>> Start INPUT RECORDS

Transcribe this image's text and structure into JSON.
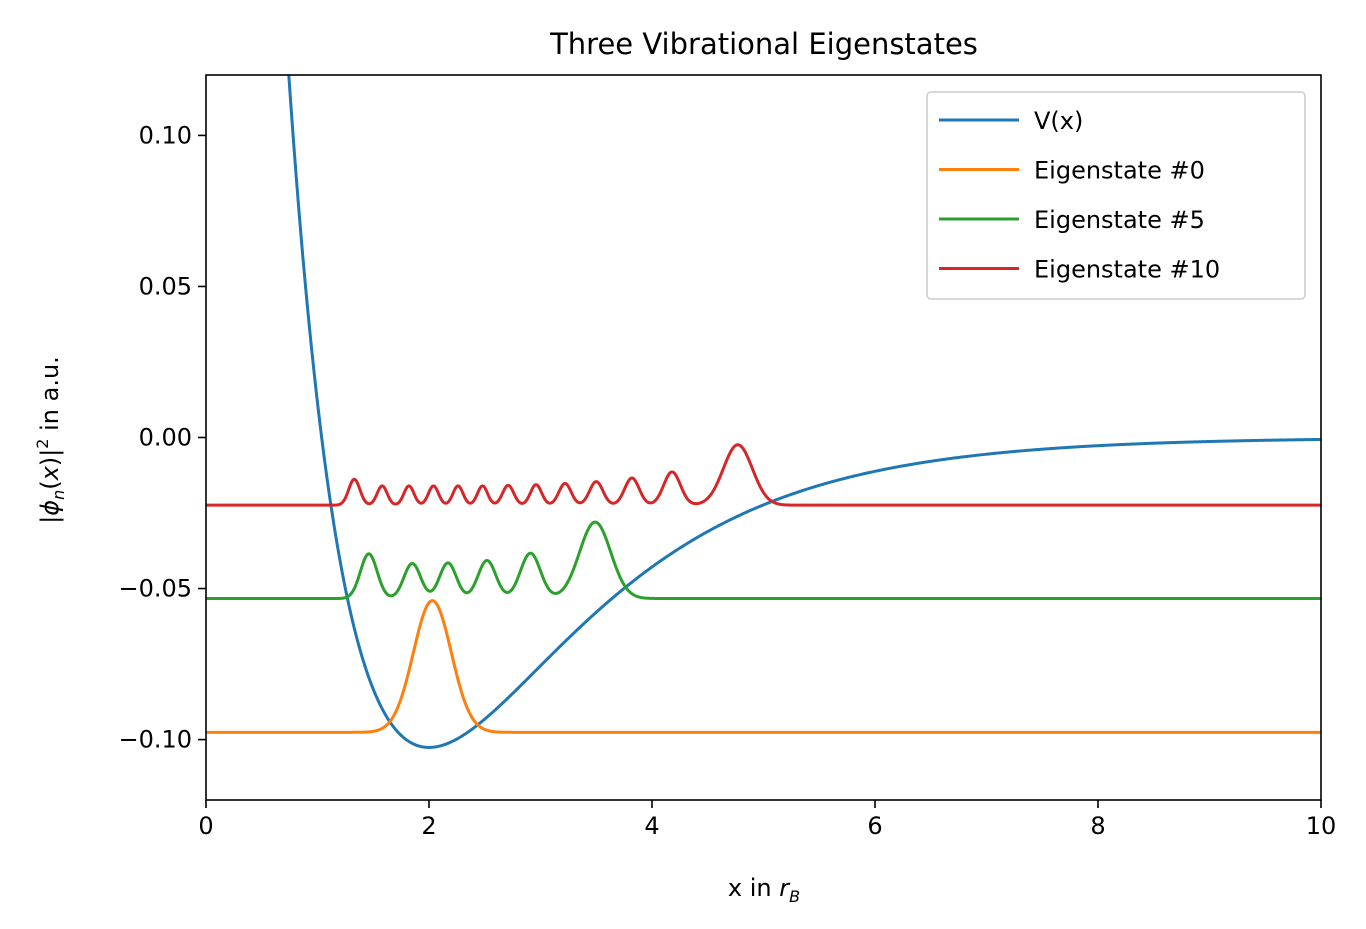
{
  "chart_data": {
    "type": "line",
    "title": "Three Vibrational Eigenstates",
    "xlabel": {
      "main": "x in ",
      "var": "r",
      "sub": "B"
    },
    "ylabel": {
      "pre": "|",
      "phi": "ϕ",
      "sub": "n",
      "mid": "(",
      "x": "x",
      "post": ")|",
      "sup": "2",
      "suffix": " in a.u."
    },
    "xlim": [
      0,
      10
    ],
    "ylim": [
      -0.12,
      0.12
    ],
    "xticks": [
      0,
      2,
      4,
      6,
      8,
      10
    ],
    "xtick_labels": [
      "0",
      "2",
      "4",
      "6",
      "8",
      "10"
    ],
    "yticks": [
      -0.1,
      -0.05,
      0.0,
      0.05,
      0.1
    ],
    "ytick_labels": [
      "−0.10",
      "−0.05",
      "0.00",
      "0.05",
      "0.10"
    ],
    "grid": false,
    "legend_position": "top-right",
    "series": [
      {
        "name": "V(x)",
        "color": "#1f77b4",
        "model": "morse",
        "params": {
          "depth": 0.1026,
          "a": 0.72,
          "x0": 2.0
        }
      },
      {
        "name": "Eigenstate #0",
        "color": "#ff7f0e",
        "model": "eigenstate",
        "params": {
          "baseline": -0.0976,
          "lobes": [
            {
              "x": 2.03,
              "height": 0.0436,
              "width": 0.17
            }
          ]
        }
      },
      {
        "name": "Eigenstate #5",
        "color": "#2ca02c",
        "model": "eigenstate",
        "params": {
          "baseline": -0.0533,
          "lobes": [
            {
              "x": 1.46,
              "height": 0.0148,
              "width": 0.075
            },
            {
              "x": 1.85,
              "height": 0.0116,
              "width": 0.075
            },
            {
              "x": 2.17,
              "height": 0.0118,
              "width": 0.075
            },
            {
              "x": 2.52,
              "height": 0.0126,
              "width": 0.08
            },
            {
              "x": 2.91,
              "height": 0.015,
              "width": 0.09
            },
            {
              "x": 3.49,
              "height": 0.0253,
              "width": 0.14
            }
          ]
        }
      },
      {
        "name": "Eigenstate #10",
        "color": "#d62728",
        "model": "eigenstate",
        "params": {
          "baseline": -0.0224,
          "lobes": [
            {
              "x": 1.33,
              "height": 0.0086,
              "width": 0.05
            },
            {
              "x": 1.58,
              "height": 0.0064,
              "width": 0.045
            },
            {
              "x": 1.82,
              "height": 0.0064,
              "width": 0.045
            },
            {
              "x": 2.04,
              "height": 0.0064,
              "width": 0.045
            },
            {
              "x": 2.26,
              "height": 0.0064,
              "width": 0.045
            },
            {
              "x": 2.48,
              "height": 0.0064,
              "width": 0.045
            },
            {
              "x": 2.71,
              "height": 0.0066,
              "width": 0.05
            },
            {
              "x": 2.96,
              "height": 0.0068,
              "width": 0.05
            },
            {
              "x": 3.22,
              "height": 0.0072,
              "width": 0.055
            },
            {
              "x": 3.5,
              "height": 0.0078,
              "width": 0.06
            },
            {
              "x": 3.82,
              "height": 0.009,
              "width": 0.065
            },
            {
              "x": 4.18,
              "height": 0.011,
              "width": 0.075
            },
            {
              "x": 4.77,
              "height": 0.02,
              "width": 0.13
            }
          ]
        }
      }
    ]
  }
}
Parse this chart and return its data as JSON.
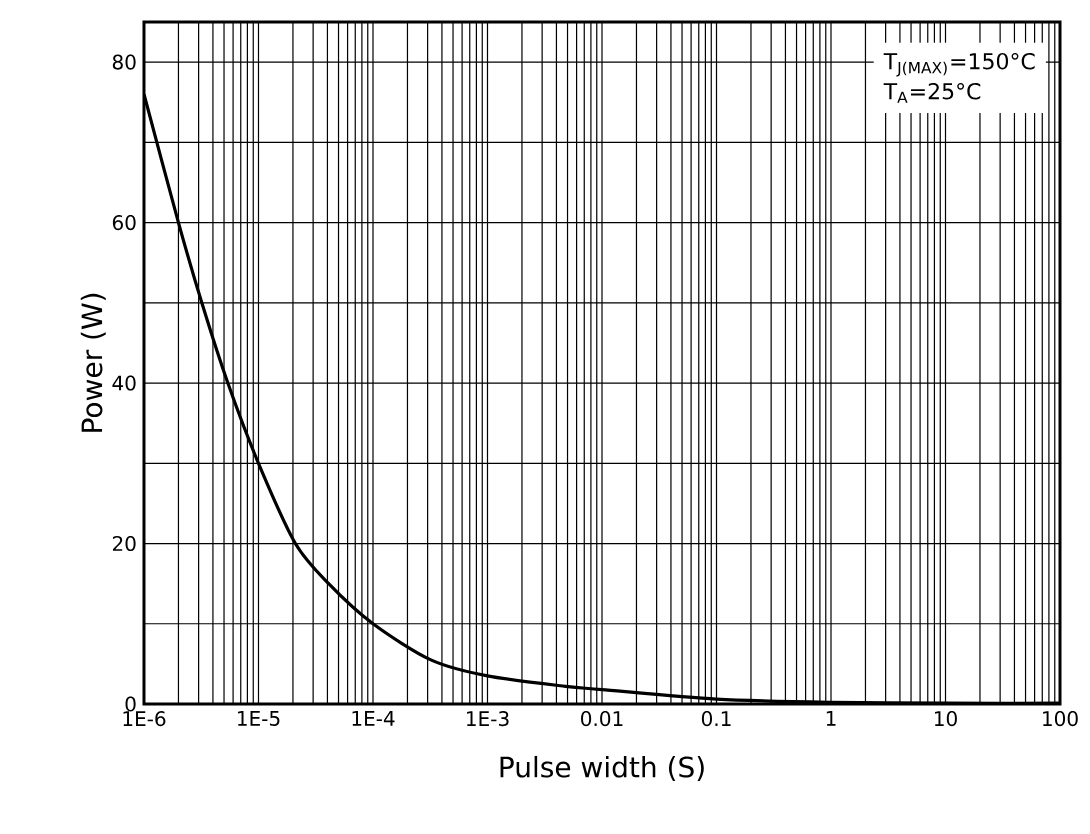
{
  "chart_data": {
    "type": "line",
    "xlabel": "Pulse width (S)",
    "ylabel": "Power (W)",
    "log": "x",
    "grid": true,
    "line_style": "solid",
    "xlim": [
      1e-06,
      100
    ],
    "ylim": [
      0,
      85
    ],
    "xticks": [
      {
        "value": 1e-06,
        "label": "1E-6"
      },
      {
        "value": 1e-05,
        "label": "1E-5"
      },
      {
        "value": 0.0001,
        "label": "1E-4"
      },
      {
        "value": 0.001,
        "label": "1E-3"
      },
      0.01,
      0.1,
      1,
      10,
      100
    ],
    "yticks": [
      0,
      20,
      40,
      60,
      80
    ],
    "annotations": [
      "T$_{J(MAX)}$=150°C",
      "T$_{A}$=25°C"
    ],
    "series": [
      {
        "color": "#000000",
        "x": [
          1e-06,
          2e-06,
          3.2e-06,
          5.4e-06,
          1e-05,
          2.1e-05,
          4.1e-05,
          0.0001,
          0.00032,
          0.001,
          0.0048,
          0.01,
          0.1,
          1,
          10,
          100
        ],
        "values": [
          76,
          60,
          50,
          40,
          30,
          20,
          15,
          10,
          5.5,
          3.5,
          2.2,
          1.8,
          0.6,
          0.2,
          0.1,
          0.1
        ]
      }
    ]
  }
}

>> End INPUT RECORDS
>> Start INPUT RECORDS

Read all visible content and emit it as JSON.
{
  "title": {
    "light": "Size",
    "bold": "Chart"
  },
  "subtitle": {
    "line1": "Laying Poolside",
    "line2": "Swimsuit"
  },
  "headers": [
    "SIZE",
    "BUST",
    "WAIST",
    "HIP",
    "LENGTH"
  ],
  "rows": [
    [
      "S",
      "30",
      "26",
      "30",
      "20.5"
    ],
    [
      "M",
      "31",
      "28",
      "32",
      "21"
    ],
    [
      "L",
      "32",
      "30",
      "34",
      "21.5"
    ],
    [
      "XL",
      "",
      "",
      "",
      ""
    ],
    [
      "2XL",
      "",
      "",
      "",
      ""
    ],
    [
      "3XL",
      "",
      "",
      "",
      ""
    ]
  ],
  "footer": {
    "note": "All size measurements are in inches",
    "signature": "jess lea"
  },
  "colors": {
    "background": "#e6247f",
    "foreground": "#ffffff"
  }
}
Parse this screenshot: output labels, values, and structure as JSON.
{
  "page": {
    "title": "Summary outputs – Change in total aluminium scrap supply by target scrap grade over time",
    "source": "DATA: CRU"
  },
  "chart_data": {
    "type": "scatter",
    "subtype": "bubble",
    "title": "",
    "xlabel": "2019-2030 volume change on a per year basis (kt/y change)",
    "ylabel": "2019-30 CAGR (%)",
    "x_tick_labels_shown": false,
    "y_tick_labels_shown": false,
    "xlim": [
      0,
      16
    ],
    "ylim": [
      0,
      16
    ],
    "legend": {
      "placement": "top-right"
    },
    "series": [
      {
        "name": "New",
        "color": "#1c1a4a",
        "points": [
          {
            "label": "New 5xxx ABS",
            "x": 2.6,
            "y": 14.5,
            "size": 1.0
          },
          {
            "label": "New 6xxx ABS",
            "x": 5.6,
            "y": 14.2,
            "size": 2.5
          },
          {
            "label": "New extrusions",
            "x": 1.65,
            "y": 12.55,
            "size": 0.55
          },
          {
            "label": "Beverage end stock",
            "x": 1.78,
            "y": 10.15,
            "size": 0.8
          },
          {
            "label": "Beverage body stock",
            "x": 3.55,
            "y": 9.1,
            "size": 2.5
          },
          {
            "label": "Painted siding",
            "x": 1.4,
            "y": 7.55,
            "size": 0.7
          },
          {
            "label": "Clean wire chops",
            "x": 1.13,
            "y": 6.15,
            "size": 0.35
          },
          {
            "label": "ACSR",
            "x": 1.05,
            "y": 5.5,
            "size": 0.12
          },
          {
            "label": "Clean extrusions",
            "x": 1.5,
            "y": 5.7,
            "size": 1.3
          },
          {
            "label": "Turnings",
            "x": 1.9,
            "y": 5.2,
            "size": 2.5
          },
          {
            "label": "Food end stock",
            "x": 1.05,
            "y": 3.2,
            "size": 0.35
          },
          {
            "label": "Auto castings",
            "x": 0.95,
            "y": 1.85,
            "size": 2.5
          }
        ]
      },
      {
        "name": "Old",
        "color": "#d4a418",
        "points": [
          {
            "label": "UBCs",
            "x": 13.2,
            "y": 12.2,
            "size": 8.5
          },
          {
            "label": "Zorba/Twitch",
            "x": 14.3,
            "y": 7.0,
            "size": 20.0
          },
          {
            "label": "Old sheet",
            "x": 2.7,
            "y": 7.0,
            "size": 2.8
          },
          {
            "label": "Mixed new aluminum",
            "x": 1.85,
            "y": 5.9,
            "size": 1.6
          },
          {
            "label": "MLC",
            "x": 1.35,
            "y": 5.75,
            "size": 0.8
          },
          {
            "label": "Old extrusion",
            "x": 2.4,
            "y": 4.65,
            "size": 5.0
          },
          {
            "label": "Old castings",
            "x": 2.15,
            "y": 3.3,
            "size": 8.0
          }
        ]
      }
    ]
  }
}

>> End INPUT RECORDS

Copy each line of the listing that holds the word "false".

▸ **THE OUTPUT**
    "grid": false,
    "x_tick_labels_shown": false,
    "y_tick_labels_shown": false,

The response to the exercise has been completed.